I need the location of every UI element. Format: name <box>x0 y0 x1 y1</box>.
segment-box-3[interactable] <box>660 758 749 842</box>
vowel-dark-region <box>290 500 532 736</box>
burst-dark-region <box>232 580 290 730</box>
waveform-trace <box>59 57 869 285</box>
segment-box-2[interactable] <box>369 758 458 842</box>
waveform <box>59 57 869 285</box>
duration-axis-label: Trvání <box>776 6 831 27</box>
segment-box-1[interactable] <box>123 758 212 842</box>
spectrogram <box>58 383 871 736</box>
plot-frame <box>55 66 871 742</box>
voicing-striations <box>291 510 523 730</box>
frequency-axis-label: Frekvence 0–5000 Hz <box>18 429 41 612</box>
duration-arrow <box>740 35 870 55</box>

— Set task —
Copy out these rows word for word, keeping every line unchanged.

— Solution to this problem —
I need the location of every UI element. Format: name <box>x0 y0 x1 y1</box>.
segment-box-3[interactable] <box>660 758 749 842</box>
vowel-dark-region <box>290 500 532 736</box>
burst-dark-region <box>232 580 290 730</box>
waveform-trace <box>59 57 869 285</box>
segment-box-2[interactable] <box>369 758 458 842</box>
waveform <box>59 57 869 285</box>
duration-axis-label: Trvání <box>776 6 831 27</box>
segment-box-1[interactable] <box>123 758 212 842</box>
spectrogram <box>58 383 871 736</box>
plot-frame <box>55 66 871 742</box>
voicing-striations <box>291 510 523 730</box>
frequency-axis-label: Frekvence 0–5000 Hz <box>18 429 41 612</box>
duration-arrow <box>740 35 870 55</box>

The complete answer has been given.